• [EXERCISE DATA]:
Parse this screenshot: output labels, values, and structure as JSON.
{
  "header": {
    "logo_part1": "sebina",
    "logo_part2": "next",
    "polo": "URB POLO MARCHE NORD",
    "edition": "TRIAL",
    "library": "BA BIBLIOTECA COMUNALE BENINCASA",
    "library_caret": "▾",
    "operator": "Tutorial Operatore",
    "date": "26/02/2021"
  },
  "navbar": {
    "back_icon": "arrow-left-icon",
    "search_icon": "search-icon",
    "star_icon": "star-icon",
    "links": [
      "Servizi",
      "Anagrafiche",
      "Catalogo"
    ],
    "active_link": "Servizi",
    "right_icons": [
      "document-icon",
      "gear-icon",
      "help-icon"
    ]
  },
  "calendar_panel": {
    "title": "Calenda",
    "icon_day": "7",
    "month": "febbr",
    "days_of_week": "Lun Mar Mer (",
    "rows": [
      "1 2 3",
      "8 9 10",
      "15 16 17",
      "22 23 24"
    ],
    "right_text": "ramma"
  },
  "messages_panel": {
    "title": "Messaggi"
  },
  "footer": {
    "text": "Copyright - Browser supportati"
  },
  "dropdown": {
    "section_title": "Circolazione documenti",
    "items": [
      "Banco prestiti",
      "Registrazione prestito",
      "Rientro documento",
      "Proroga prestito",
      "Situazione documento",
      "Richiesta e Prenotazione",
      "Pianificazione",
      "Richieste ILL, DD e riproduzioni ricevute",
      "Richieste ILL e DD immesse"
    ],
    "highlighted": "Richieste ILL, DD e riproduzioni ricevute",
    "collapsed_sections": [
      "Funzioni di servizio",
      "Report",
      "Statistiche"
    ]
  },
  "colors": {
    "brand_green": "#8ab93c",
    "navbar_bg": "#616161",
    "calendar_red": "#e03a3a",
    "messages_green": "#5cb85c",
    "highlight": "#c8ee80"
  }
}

• [WORK TO DO]:
Copy every single line of the material above that holds "riproduzioni".

• [RESULT FOR THIS TASK]:
      "Richieste ILL, DD e riproduzioni ricevute",
    "highlighted": "Richieste ILL, DD e riproduzioni ricevute",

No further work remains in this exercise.